**PROBLEM STATEMENT:** Using the records that follow, copy every line containing the word "color".

━━━━━━━━

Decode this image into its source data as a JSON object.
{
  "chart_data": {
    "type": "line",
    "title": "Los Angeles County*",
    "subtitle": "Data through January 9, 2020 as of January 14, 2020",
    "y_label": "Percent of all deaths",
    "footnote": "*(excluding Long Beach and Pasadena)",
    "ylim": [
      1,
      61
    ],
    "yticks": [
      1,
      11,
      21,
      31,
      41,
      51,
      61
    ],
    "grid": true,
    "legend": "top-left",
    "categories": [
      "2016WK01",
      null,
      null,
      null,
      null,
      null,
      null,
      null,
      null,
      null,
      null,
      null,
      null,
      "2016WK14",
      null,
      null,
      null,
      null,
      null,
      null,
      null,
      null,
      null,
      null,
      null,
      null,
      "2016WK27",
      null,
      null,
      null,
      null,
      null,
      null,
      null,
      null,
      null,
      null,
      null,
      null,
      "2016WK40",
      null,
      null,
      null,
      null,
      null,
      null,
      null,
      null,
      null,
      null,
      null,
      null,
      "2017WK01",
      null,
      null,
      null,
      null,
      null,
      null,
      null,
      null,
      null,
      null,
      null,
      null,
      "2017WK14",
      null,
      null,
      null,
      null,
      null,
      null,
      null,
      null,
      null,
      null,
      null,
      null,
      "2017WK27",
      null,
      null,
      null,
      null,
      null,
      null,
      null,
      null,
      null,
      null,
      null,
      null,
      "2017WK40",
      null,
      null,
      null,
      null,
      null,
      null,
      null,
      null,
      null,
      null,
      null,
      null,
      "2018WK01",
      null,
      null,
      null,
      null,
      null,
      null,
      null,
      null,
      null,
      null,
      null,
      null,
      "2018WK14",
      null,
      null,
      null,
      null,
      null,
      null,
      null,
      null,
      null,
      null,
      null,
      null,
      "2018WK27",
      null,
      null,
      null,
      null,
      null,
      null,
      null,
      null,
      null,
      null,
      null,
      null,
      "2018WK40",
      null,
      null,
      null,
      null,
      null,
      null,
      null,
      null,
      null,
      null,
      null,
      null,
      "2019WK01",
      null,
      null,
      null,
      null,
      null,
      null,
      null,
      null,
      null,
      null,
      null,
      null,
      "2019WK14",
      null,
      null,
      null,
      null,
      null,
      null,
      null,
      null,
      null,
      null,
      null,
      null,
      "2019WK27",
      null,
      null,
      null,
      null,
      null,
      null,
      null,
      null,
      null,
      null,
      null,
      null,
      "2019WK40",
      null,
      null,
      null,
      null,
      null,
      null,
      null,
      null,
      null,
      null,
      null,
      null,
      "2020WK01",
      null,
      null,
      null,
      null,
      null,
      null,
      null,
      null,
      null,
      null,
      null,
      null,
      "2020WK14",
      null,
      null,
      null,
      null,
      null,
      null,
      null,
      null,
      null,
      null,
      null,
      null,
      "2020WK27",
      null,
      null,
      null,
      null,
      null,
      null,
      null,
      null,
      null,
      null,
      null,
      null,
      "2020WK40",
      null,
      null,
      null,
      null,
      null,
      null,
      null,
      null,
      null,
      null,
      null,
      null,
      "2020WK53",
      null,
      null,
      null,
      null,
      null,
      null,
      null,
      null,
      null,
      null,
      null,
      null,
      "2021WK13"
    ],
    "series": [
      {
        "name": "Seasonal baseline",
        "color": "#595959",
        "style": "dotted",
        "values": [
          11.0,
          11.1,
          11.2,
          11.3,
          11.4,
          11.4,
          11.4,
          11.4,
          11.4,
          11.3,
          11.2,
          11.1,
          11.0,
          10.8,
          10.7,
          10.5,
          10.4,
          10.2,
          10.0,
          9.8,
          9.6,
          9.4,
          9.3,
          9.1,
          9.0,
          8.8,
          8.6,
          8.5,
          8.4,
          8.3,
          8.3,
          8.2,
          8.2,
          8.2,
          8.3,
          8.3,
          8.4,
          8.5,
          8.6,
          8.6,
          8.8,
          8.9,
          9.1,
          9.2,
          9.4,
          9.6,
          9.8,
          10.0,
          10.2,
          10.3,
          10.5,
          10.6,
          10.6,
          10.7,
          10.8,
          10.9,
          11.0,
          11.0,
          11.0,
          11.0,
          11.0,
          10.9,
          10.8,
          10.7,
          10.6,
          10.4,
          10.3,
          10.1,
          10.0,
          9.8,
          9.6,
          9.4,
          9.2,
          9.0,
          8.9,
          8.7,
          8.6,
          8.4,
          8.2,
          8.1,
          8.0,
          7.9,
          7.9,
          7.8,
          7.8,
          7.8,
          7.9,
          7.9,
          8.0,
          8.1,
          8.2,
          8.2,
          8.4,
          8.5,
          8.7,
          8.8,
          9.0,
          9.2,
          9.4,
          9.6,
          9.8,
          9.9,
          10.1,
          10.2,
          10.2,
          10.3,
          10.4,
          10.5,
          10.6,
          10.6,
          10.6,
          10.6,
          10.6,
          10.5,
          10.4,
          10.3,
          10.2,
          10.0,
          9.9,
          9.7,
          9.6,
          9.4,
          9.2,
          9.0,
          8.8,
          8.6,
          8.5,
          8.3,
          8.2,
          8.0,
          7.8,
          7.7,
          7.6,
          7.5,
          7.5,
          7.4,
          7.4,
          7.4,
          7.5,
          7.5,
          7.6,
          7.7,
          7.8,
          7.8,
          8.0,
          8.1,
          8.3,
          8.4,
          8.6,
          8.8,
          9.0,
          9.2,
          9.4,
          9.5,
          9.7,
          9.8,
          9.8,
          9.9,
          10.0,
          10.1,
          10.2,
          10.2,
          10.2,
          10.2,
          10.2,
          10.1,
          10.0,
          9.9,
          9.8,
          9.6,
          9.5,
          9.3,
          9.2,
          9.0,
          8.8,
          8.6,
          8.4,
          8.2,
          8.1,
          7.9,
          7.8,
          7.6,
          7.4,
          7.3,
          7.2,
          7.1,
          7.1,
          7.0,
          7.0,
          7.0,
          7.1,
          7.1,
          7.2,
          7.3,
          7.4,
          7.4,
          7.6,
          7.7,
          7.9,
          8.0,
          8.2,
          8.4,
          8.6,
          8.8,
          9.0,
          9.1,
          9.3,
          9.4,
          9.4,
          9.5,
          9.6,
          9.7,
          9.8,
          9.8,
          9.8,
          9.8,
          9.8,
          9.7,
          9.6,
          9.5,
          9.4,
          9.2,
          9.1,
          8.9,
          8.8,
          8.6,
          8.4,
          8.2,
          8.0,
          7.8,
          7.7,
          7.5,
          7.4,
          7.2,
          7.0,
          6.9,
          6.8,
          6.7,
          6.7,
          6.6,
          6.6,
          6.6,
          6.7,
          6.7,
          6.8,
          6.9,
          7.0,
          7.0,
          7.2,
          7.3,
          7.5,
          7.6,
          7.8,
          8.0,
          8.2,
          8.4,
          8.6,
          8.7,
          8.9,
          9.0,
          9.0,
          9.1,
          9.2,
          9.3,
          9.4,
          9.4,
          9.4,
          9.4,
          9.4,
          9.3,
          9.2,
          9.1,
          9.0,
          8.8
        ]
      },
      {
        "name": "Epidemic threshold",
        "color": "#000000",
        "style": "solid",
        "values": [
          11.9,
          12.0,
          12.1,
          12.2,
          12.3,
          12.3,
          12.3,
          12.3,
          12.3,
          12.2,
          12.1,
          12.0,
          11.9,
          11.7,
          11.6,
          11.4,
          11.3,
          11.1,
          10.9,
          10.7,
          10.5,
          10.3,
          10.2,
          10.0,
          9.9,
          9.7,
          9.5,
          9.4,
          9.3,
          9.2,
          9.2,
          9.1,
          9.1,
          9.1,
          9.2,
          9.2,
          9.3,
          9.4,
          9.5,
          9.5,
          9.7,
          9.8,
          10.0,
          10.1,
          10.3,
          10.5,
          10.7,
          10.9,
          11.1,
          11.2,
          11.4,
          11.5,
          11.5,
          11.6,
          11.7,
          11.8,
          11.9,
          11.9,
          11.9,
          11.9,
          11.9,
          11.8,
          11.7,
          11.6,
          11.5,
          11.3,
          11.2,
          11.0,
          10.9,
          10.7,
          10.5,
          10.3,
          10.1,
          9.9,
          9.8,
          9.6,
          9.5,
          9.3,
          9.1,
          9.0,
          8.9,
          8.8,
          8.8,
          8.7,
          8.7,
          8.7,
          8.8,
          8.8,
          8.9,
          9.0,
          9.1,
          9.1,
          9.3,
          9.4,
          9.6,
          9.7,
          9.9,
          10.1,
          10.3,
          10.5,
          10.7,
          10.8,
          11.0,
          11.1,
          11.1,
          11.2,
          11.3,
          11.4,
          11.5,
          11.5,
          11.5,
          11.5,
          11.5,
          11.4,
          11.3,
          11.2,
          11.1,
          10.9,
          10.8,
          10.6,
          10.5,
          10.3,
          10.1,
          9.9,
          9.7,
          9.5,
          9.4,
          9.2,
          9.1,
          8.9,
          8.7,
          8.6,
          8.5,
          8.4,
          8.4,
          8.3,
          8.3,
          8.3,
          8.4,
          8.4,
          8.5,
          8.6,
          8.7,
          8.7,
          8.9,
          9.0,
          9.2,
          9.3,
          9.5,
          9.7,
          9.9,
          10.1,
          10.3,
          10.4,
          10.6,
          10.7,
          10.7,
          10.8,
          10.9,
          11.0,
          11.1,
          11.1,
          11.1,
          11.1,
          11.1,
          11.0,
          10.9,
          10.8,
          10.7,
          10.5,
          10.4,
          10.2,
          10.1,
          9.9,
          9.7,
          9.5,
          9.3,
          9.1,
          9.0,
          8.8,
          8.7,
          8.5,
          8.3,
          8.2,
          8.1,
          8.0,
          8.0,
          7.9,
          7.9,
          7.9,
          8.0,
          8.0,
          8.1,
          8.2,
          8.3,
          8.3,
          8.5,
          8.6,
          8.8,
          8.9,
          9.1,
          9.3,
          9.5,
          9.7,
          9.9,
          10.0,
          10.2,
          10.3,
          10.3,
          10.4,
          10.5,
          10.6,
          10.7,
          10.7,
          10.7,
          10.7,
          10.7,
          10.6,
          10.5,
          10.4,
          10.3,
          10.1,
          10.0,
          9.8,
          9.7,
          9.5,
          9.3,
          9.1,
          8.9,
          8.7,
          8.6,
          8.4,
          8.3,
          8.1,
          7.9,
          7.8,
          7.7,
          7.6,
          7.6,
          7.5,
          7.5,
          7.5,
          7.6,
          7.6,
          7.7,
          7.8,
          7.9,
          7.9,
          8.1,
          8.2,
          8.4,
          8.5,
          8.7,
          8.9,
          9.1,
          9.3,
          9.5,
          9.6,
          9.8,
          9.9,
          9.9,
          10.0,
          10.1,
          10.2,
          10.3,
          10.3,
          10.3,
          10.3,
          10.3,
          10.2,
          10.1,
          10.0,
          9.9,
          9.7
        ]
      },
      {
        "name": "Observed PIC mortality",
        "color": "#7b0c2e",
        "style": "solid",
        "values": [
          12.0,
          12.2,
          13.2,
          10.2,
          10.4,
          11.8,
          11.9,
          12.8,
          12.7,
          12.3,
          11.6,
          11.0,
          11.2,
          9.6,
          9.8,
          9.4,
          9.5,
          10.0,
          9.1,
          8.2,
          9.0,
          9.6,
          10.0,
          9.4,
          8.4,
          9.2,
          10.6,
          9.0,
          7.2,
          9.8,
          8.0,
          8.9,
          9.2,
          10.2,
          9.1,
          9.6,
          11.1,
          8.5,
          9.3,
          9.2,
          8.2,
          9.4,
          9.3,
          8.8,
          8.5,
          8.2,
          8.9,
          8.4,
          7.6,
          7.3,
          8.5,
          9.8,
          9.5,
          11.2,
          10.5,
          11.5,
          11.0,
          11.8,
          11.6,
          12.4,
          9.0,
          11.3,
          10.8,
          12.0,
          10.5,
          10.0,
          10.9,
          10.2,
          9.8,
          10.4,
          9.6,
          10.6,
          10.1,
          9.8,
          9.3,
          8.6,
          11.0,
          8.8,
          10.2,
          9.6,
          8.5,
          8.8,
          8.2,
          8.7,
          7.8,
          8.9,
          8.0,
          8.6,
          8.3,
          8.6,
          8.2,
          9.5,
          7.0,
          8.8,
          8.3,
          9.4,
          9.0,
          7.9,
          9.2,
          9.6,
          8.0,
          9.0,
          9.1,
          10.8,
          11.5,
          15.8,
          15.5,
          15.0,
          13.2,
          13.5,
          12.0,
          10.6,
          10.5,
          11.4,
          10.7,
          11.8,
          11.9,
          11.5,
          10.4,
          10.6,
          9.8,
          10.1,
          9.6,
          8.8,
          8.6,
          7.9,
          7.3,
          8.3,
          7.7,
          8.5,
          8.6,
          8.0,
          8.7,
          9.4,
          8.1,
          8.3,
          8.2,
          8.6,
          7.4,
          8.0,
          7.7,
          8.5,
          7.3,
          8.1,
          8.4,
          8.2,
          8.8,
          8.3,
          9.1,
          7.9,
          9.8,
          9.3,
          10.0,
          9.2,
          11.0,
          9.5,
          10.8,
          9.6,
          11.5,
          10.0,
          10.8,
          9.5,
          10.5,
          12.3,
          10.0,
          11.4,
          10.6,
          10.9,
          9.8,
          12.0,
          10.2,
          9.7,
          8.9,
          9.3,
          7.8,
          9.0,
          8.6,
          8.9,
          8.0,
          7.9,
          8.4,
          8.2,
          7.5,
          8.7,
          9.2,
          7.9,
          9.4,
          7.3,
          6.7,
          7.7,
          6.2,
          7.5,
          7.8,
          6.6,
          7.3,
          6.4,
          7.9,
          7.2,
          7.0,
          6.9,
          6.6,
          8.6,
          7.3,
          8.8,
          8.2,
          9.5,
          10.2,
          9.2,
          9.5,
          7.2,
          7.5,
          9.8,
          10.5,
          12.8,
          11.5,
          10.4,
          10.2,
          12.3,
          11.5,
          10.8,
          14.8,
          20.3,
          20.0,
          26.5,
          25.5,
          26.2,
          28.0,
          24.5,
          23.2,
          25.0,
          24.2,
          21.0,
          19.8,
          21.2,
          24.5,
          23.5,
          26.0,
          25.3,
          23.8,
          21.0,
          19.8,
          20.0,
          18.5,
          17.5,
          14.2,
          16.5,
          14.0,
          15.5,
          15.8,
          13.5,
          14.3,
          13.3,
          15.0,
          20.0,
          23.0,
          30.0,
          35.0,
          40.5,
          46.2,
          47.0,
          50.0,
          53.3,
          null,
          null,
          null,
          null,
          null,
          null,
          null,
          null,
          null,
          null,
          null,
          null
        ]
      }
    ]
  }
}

━━━━━━━━

**SOLUTION TO THIS TASK:**
        "color": "#595959",
        "color": "#000000",
        "color": "#7b0c2e",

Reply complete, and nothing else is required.